Records from a collection
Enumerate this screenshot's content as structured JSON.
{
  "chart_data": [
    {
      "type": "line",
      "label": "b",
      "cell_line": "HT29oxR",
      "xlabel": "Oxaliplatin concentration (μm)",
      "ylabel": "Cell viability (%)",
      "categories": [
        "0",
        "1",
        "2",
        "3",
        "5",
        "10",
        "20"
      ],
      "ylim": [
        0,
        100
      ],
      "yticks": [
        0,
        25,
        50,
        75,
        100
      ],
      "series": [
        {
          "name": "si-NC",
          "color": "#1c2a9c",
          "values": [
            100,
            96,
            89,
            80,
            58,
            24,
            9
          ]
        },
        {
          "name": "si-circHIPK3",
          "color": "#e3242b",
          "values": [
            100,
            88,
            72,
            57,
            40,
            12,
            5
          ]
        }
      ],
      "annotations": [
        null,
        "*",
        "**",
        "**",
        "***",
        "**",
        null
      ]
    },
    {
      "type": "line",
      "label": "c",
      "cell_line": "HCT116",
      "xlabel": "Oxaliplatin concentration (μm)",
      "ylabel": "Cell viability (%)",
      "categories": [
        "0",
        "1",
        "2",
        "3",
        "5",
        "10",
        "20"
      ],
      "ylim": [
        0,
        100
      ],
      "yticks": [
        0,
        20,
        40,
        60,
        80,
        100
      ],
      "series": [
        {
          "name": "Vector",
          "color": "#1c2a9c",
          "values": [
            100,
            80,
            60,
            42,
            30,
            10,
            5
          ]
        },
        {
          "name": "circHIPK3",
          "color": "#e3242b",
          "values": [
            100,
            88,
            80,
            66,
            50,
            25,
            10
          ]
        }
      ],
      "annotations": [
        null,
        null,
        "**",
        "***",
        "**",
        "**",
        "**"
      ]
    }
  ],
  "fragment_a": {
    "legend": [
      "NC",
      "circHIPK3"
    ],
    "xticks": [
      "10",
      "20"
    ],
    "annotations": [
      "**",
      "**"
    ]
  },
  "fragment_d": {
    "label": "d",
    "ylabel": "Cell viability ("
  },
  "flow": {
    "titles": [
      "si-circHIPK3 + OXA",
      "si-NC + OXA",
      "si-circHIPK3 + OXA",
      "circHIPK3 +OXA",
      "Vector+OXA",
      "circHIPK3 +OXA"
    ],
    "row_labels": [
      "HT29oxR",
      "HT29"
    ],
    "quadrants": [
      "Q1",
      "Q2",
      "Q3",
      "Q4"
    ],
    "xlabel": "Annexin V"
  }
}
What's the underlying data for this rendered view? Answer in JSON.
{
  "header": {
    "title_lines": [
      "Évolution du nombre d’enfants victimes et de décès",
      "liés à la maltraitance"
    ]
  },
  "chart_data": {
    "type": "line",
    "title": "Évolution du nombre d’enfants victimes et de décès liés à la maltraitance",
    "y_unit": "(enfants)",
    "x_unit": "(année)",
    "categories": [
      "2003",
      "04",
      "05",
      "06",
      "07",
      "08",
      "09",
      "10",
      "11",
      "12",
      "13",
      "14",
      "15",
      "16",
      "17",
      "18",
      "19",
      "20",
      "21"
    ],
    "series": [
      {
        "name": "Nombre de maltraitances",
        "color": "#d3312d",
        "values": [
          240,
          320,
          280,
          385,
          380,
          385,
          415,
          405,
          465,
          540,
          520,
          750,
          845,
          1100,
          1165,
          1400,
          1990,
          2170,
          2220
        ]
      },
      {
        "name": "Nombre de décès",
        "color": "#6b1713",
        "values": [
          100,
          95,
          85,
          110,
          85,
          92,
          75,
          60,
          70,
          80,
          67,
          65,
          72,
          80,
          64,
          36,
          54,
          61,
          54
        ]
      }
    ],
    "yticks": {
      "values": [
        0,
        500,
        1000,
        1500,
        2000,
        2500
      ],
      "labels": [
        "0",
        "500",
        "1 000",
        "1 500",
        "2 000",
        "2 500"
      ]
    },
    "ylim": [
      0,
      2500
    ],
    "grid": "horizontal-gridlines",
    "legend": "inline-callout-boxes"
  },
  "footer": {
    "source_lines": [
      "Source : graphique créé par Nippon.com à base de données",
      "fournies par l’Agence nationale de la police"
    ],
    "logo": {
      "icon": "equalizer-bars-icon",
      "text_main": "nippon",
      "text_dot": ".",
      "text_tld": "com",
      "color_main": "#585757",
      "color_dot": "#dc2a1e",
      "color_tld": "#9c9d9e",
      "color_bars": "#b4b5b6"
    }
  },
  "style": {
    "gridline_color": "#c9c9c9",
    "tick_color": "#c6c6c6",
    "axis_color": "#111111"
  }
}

### TASK PROMPT:
Reply with nothing except the number of lines in the listing above that include "victimes".

### COMPLETE OUTPUT:
2